Task: Tell how many lines in these records contain the string "current", with only the number as the reply.

Input:
++++++

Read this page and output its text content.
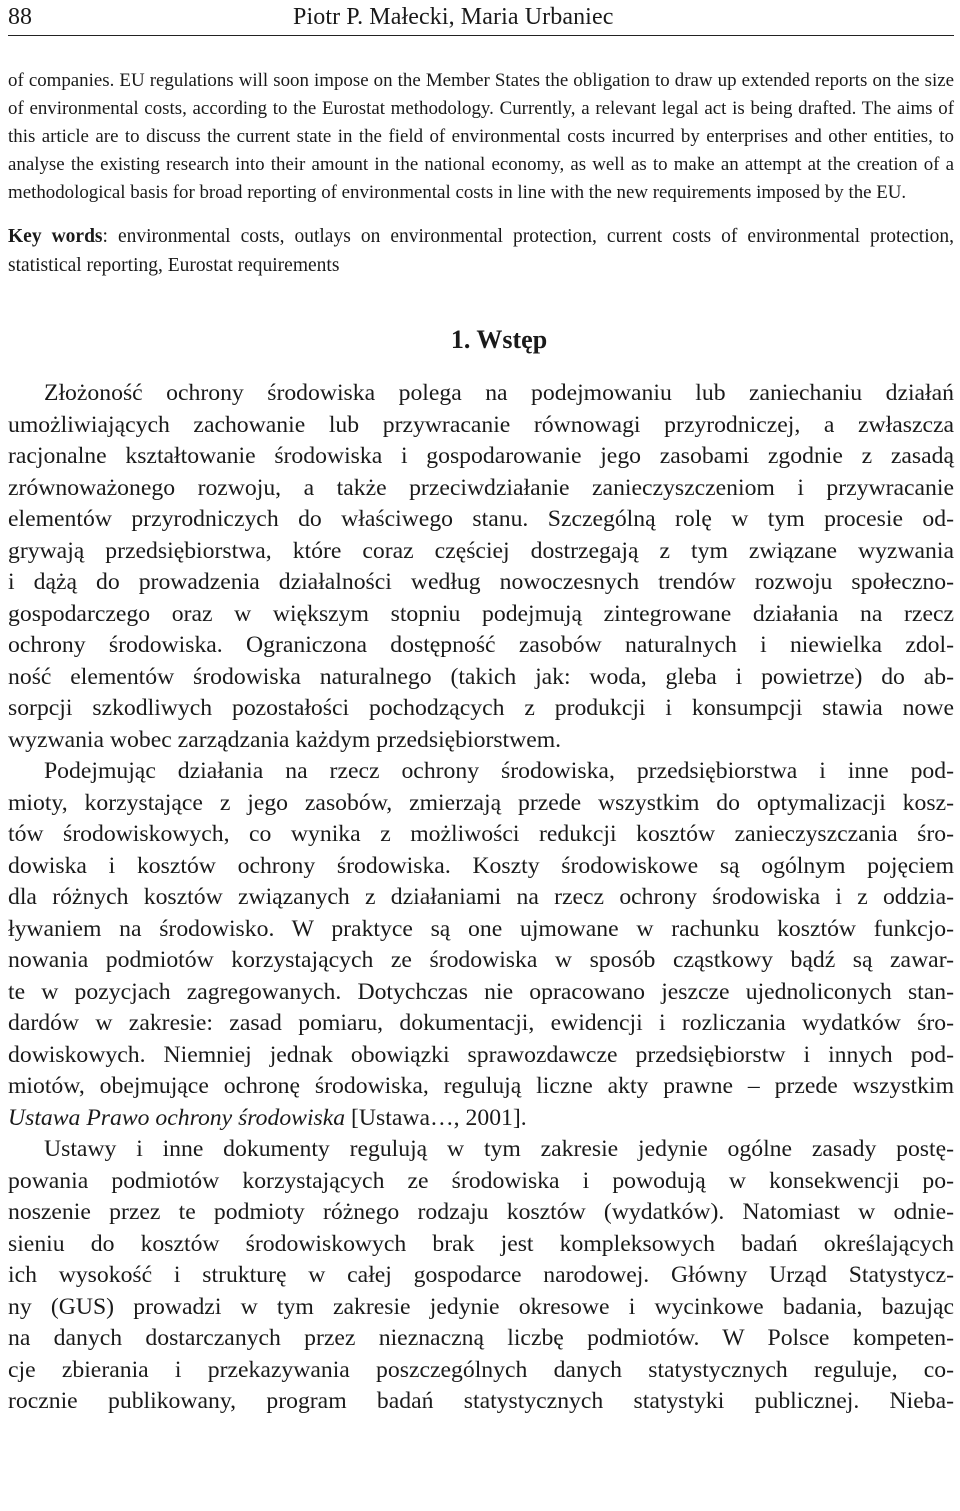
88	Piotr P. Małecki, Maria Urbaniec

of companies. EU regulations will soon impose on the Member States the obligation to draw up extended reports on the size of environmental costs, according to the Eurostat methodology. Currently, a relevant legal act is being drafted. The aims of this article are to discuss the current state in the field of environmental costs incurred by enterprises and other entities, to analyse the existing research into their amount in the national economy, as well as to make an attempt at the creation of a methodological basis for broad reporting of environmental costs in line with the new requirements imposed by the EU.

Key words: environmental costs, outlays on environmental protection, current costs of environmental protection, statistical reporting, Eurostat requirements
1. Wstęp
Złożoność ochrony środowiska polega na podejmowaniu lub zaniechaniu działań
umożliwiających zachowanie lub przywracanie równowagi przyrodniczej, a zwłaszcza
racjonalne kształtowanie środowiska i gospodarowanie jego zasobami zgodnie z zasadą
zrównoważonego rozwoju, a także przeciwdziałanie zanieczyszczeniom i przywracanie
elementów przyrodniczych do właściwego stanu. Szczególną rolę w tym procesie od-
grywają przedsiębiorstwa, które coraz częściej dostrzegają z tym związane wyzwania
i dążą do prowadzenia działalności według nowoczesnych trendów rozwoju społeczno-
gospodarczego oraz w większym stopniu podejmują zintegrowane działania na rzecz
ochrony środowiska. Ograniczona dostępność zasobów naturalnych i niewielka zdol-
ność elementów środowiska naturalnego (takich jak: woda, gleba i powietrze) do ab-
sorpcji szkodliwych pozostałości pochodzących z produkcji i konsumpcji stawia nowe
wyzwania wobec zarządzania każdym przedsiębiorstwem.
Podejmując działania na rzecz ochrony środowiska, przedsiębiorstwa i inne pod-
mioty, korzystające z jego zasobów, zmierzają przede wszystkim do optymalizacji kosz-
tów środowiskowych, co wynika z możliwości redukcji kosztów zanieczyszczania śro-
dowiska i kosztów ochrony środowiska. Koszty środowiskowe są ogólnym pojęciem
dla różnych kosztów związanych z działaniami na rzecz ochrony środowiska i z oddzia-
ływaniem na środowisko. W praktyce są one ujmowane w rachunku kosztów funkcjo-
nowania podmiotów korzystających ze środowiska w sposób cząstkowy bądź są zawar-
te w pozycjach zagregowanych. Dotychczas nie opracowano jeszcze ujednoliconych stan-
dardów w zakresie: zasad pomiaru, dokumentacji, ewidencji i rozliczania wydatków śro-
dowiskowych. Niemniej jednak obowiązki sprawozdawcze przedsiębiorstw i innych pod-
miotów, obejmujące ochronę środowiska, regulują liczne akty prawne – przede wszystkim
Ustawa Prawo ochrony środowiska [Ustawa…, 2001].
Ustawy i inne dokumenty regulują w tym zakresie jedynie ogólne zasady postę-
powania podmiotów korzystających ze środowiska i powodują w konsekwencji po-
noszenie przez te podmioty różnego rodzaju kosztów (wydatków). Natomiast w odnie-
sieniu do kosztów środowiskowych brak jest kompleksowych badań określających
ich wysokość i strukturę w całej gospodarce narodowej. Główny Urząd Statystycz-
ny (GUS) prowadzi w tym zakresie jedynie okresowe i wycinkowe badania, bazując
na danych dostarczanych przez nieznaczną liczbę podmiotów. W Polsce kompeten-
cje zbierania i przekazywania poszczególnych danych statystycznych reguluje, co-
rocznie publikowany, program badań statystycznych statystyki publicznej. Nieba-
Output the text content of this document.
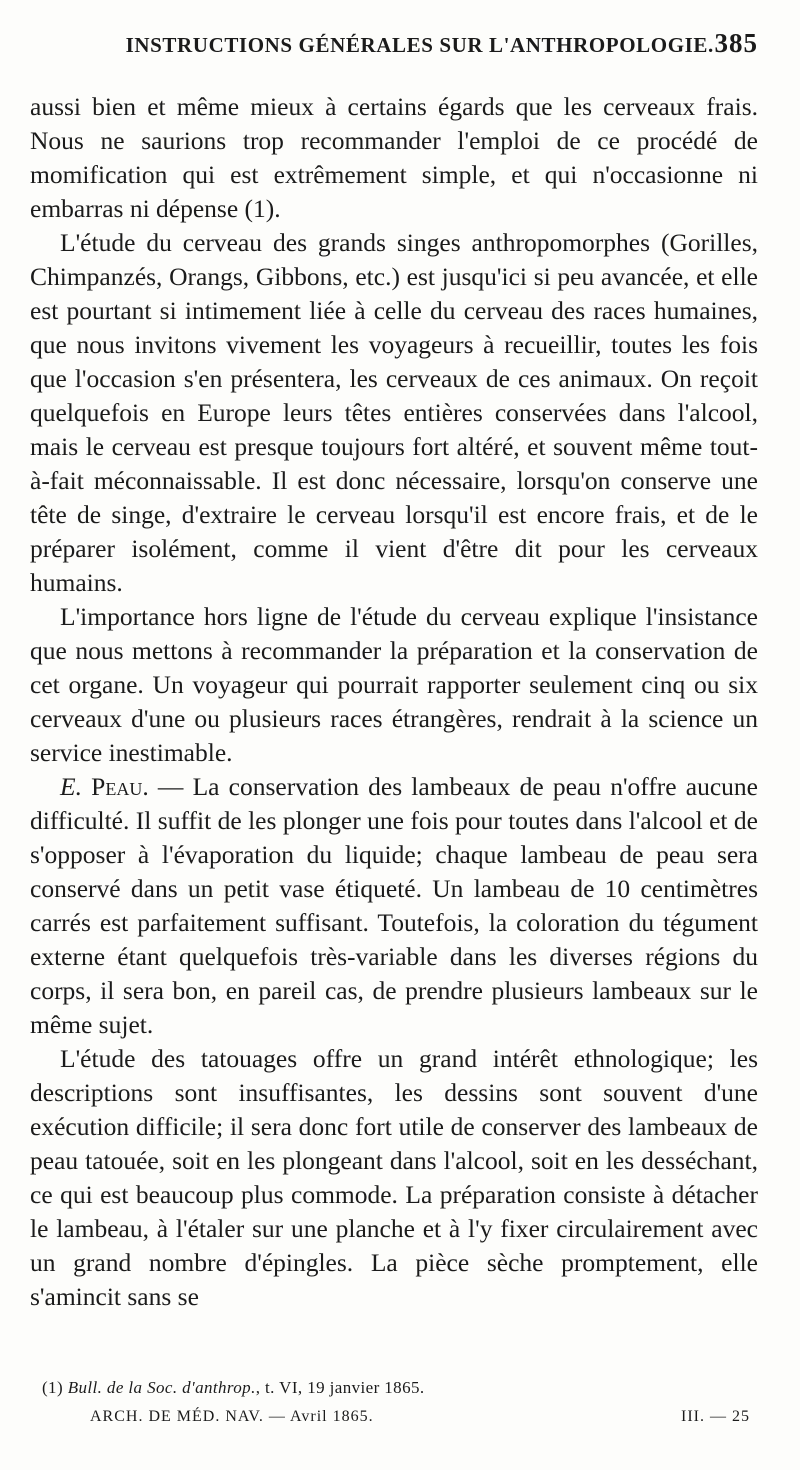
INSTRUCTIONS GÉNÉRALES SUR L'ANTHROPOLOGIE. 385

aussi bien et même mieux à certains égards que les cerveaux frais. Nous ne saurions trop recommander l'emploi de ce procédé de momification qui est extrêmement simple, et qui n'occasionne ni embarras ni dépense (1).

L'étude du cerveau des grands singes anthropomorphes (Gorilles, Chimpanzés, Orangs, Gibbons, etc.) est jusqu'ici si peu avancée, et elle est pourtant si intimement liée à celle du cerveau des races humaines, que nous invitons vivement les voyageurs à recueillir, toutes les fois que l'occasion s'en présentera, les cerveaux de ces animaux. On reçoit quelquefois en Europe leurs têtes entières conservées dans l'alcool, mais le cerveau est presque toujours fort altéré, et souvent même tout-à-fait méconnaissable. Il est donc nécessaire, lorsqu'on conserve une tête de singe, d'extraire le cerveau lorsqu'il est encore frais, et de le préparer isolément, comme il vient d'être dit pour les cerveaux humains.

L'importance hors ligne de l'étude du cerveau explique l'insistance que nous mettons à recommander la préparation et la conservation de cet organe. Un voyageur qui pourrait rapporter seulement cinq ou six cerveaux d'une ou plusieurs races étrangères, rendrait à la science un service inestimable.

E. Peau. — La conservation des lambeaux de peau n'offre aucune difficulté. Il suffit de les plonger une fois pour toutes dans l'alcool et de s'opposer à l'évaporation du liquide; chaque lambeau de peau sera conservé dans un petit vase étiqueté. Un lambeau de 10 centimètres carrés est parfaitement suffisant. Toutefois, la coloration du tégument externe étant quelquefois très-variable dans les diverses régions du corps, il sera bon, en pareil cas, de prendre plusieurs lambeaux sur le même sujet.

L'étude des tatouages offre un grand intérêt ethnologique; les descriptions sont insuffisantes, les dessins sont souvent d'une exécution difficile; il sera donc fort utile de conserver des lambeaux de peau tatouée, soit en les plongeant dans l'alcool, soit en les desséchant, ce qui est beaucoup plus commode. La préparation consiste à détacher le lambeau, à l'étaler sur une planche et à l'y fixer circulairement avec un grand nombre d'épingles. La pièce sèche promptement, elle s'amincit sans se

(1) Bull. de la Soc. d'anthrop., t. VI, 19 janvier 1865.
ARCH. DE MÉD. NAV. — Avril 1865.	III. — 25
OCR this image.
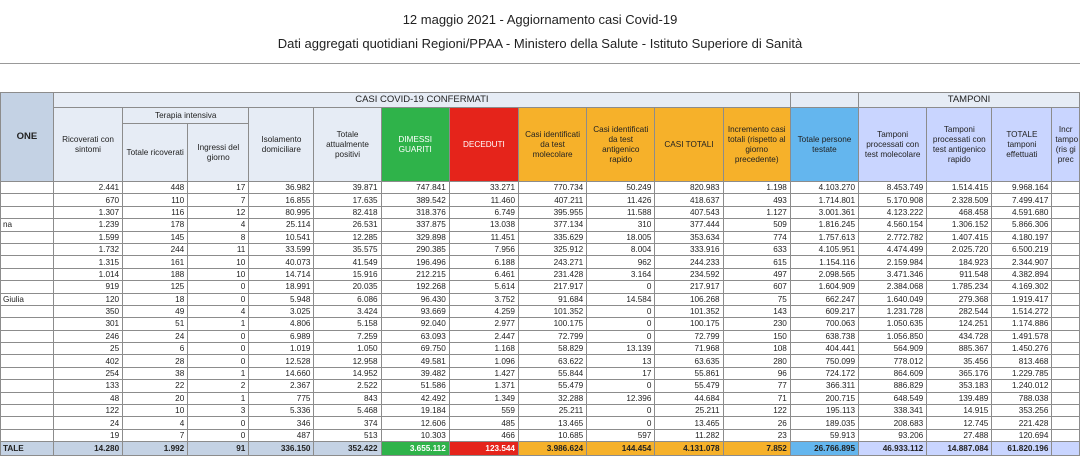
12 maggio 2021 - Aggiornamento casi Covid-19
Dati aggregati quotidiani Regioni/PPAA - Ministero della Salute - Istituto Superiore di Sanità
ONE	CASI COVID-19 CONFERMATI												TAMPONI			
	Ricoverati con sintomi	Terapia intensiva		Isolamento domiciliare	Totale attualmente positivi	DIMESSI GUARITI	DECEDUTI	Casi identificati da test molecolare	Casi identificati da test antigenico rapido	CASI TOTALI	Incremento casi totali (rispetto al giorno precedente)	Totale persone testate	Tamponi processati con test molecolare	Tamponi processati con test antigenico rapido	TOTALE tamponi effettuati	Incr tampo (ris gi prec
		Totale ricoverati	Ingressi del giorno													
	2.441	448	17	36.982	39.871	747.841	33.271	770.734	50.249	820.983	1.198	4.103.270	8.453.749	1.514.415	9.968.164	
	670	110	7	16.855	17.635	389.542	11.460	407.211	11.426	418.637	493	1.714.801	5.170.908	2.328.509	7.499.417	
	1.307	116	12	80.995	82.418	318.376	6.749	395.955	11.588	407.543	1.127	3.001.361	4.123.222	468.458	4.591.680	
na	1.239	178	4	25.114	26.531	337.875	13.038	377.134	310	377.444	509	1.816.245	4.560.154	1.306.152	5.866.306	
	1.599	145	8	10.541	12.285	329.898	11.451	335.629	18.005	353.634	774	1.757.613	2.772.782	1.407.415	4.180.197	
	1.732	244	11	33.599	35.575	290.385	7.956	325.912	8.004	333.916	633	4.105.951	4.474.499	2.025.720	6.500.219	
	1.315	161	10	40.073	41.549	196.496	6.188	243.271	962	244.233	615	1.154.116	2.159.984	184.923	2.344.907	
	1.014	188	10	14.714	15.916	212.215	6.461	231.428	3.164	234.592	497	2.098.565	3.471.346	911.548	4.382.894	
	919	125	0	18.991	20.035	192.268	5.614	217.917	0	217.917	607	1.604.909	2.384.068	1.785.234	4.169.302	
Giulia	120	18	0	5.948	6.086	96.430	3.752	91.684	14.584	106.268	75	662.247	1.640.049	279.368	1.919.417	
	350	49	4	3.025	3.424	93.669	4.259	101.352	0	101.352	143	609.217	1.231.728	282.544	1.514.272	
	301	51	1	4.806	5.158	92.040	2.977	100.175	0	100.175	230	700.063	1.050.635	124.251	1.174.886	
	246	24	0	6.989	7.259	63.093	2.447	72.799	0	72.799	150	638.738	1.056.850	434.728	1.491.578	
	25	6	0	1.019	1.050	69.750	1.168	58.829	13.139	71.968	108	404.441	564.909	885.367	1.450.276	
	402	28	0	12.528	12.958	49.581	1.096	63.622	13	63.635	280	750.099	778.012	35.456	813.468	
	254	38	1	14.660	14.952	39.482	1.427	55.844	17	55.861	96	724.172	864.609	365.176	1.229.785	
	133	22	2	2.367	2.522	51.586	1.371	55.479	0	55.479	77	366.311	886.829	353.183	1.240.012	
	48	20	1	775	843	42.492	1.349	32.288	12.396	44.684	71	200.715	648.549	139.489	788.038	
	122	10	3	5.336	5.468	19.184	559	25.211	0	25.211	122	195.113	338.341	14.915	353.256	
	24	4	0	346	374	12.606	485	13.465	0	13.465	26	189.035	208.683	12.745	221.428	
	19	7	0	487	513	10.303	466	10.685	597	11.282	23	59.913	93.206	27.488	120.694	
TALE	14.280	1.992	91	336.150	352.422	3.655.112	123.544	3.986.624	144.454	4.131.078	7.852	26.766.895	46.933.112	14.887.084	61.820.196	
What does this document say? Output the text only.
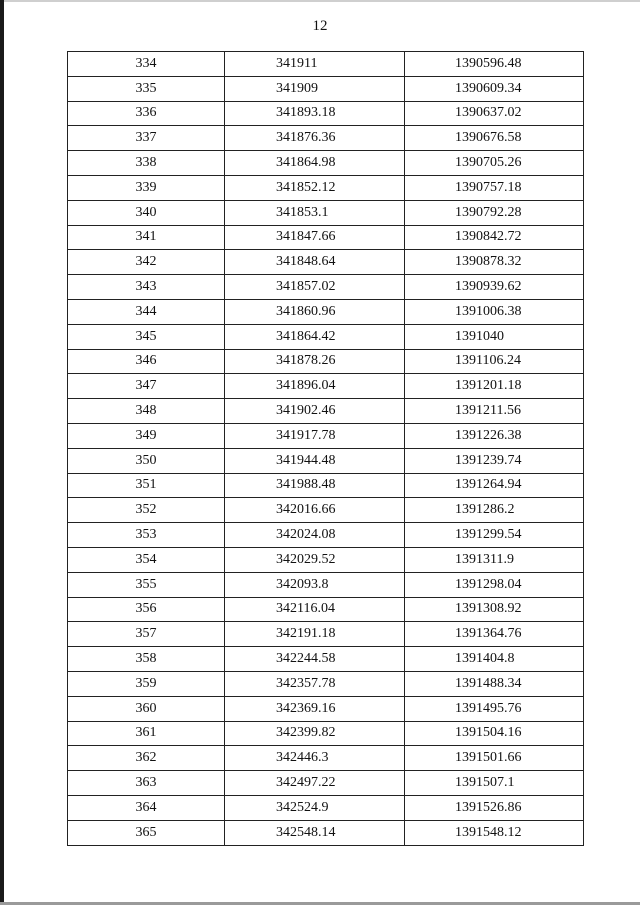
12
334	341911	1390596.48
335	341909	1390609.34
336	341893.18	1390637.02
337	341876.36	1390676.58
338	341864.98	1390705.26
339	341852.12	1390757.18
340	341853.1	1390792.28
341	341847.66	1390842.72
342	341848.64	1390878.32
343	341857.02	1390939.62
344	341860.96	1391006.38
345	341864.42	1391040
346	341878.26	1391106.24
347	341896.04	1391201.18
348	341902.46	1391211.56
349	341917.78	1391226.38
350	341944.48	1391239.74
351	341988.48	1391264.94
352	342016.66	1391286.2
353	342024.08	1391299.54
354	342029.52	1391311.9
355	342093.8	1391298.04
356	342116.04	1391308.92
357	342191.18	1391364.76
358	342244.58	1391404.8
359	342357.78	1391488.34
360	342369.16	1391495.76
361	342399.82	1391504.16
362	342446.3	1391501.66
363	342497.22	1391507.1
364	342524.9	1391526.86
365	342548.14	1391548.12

++++++

Correct answer: 2